[Passage to read]
Forward of a Forward
>
>
>A friend sent this to me-- thought you all might find it interesting.
>
>Seems like anyone who chooses to run either of "the big two" browsers is
just leaving their system open to any and all snooping eyes and malicious
pranksters.  With LYNX now having the capability to navigate frames and
manipulate "cookies" I know which browser and OS I'll be sticking with.
>
>

>Status: RO
>
>On Mon, 7 Apr 1997 13:00:10 -0400, in alt.privacy you wrote:
>
>>Fair use exerpts from:
>>
>>Communicator security takes a risk 
>>By Nick Wingfield
>>April 4, 1997, 4:45 p.m. PT 
>>
>>Beginning this week, Navigator users will have to
>>learn to trust their browsers a bit more. 
>>
>>Yesterday, Netscape Communications (NSCP)
>>gave developers a peak at "preview release 3" of
>>Communicator, the first version of its browser to use
>>Java's new "flexible" security model. 
>><snip>
>>
>>The new security model has been designed not to be
>>more risky, of course, but to free Java programs
>>from some of the constraints traditionally placed
>>upon them. Sun has had to change the security
>>model so that applets can perform new useful
>>functions such as reading files stored on the hard
>>disk or writing new files to the disk. But in the
>>process, Sun is asking users to take security risks
>>that up until now have been associated with the
>>ActiveX controls that can already perform these
>>functions.

[Extracted material]
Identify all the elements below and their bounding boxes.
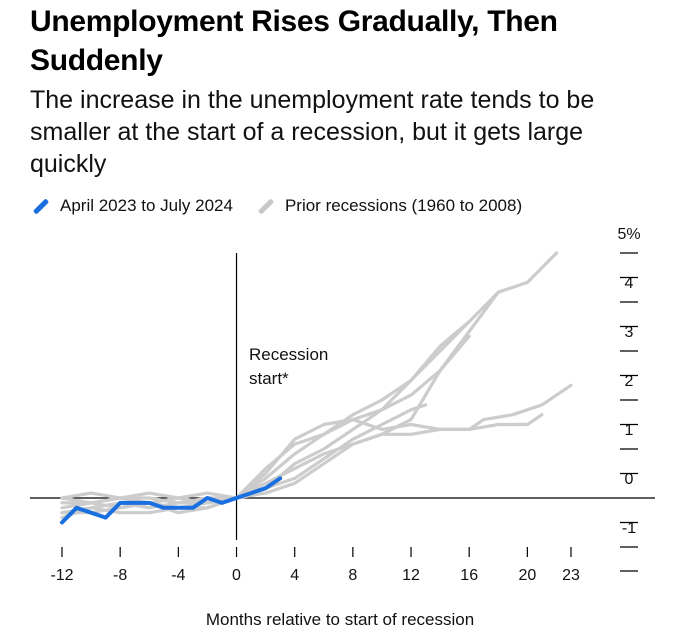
x-tick-label: 16 xyxy=(460,567,478,584)
legend: April 2023 to July 2024 Prior recessions… xyxy=(30,194,544,218)
legend-item-prior: Prior recessions (1960 to 2008) xyxy=(255,196,522,216)
y-tick-label: 4 xyxy=(625,275,634,292)
x-tick-label: 23 xyxy=(562,567,580,584)
x-tick-label: 12 xyxy=(402,567,420,584)
x-tick-label: -4 xyxy=(171,567,185,584)
x-axis-label: Months relative to start of recession xyxy=(205,610,475,629)
chart-subtitle: The increase in the unemployment rate te… xyxy=(30,86,595,178)
y-tick-label: 0 xyxy=(625,471,634,488)
series-line-prior xyxy=(60,413,544,515)
x-tick-label: 20 xyxy=(518,567,536,584)
series-line-current xyxy=(60,476,283,525)
y-tick-label: 5% xyxy=(617,226,640,243)
x-tick-label: 0 xyxy=(232,567,241,584)
series-line-prior xyxy=(60,334,471,505)
x-tick-label: -12 xyxy=(50,567,73,584)
legend-item-current: April 2023 to July 2024 xyxy=(30,196,233,216)
x-tick-label: 8 xyxy=(348,567,357,584)
recession-start-annotation: start* xyxy=(249,369,289,388)
x-tick-label: 4 xyxy=(290,567,299,584)
y-tick-label: 3 xyxy=(625,324,634,341)
y-tick-label: -1 xyxy=(622,520,636,537)
series-line-prior xyxy=(60,383,573,500)
legend-label-current: April 2023 to July 2024 xyxy=(60,196,233,215)
legend-label-prior: Prior recessions (1960 to 2008) xyxy=(284,196,523,215)
y-tick-label: 1 xyxy=(625,422,634,439)
chart-title: Unemployment Rises Gradually, Then Sudde… xyxy=(30,5,558,77)
y-tick-label: 2 xyxy=(625,373,634,390)
recession-start-annotation: Recession xyxy=(249,345,328,364)
series-line-prior xyxy=(60,290,500,505)
x-tick-label: -8 xyxy=(113,567,127,584)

[Prompt 1]
According to the forwarded piece on Communicator security, what new functions does Sun's changed security model let applets perform?
[Prompt 2]
Carry on the forwarded piece on Netscape Communicator's Java security from the point where it stops.

[Output 1]
Applets can read files stored on the hard disk or write new files to the disk.

[Output 2]
>><snip>
>>
>>                
>>Microsoft's Internet Explorer 3.0 has permitted Java
>>applets to go outside the sandbox since last year. To
>>try and make up for the security risk this poses, it
>>created a feature called Authenticode to alert users
>>whenever an uncertified applet or control is about to
>>be downloaded. That way, the user knows precisely
>>when a potentially dangerous piece of code is
>>encountered. 
>>
>>As with ActiveX controls, users will have to trust
>>developers not to mess with their computers. For
>>their part, developers will be required to stamp their
>>Java programs with digital signatures that make them
>>easy to track down if their code does something
>>malicious to a user's computer. 
>>
>>"It's typically hypocritical of Netscape to criticize
>>Authenticode when they are building exactly the
>>same mechanism into Communicator," said
>>Cornelius Willis, director of platform marketing at
>>Microsoft. 
>>

Is this an opportunity for Inferno?

It looks like it might be  (of course people would have to first install
Inferno on their PC's -- but they should anyway
                        Ted
***************************************************************************
Ted Kochanski, Ph.D.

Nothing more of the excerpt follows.